Texto del ejercicio =>
>>>
Y en la sobremesa
No puedo evitar un sobresalto cada vez que escucho la voz de Luis Mariñas. Desprende una energía excesiva, furor mantenido, desdén por las inflexiones. Supone una agresión para ciclotímicos, maníacodepresivos y demás gente de bien.
Me resulta tan inhumana como la permanente sonrisa que adorna su jeta, ese gesto autómata que jamás permite adivinar si te va a informar de un nacimiento o de un entierro. No pretendo que Robert de Niro dedique los próximos años a presentar telediarios pero tampoco me anima la alternativa de un robot risueño. Cuando deseo enterarme de lo que está ocurriendo en este mundo, acostumbro a oír la radio, a leer un periódico o a imaginármelo. Ver el noticiario en la pequeña pantalla se convierte en algo rutinario, desapasionado, previsible.
<<<
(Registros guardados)
>>>
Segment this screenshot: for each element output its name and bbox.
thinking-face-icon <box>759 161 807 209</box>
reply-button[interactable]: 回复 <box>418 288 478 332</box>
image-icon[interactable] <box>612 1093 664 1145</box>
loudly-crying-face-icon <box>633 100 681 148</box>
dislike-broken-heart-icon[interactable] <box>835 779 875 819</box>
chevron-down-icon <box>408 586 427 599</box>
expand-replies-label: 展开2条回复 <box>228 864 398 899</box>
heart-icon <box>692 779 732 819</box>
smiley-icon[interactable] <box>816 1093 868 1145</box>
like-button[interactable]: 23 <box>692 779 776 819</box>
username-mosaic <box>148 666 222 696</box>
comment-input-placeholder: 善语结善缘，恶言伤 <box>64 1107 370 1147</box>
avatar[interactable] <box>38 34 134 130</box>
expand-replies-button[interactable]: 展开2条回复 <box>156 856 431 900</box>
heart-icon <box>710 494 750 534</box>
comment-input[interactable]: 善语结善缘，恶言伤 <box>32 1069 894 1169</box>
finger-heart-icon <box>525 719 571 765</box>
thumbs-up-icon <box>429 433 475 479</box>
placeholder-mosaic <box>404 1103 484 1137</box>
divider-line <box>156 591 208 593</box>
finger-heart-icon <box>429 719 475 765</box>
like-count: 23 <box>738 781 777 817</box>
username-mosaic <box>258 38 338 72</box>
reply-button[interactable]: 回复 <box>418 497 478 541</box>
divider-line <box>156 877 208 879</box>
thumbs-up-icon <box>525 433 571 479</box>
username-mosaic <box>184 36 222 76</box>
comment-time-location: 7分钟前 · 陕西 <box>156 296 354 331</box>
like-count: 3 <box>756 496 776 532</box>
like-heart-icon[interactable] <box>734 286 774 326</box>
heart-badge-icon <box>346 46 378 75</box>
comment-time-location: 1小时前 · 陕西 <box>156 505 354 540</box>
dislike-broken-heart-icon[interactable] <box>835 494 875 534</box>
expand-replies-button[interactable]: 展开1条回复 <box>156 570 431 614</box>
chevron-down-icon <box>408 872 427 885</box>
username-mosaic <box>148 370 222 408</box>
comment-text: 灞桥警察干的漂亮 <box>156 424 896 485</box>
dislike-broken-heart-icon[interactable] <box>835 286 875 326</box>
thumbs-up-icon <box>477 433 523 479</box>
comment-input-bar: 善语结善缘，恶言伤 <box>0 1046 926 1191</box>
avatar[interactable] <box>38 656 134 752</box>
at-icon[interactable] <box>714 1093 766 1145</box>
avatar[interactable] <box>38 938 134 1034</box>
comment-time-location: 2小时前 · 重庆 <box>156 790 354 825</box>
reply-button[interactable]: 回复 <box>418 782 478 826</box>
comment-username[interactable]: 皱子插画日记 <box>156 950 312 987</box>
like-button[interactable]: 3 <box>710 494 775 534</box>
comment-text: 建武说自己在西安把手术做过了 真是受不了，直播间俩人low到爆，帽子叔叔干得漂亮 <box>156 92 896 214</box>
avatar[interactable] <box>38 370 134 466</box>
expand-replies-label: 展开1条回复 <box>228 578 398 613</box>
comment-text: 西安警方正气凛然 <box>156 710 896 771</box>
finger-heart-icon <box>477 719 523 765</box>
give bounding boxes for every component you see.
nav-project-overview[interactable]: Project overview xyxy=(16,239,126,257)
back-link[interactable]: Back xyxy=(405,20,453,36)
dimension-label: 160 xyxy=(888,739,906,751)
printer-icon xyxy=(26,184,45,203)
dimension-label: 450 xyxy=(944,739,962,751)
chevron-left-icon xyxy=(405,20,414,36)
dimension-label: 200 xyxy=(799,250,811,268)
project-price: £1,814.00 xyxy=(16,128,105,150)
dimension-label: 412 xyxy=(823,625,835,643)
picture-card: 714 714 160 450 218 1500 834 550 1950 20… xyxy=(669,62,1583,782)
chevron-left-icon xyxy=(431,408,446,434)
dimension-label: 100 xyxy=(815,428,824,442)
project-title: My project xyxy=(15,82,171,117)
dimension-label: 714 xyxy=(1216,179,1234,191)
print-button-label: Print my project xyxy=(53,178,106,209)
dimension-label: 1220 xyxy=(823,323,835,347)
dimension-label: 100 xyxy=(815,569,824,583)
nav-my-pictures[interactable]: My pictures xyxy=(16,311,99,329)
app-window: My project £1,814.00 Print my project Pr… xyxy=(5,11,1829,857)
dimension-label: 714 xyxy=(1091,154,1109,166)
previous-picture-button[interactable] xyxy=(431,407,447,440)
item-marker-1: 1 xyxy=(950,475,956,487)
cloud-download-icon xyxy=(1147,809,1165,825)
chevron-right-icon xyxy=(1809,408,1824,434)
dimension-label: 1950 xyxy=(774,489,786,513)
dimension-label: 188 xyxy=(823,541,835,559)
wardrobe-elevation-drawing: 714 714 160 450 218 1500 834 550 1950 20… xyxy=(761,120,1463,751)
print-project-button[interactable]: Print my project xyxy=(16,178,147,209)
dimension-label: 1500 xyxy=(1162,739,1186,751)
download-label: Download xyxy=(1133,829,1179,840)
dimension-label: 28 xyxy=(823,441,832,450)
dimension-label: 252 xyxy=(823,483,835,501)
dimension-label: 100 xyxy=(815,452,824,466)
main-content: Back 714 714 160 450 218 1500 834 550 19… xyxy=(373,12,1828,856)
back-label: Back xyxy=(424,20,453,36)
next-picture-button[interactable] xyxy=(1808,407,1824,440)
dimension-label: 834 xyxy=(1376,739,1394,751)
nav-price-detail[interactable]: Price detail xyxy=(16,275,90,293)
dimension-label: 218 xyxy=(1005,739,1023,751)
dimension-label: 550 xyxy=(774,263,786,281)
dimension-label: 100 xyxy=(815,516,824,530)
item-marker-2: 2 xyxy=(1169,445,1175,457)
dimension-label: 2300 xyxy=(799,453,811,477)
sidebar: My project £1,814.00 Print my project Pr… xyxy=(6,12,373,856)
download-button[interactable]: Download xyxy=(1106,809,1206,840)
<<<
Instrucciones =>
**1.** Según el texto sobre Luis Mariñas, ¿por qué resulta inhumana su sonrisa? Explícalo en una a tres oraciones.
**2.** Decide si cada afirmación concuerda con el texto sobre Luis Mariñas. Responde sí o no y cita las palabras del texto que lo deciden.
(a) Para enterarse de lo que ocurre en el mundo, quien escribe suele oír la radio o leer un periódico.
(b) Quien escribe desea que Robert de Niro presente telediarios.
(c) La voz de Luis Mariñas está llena de inflexiones.

Soluciones =>
**1.** Porque es un gesto permanente y de autómata que nunca deja adivinar si va a informar de un nacimiento o de un entierro.

**2.**
(a) Sí: «acostumbro a oír la radio, a leer un periódico o a imaginármelo».
(b) No: «No pretendo que Robert de Niro dedique los próximos años a presentar telediarios».
(c) No: «desdén por las inflexiones».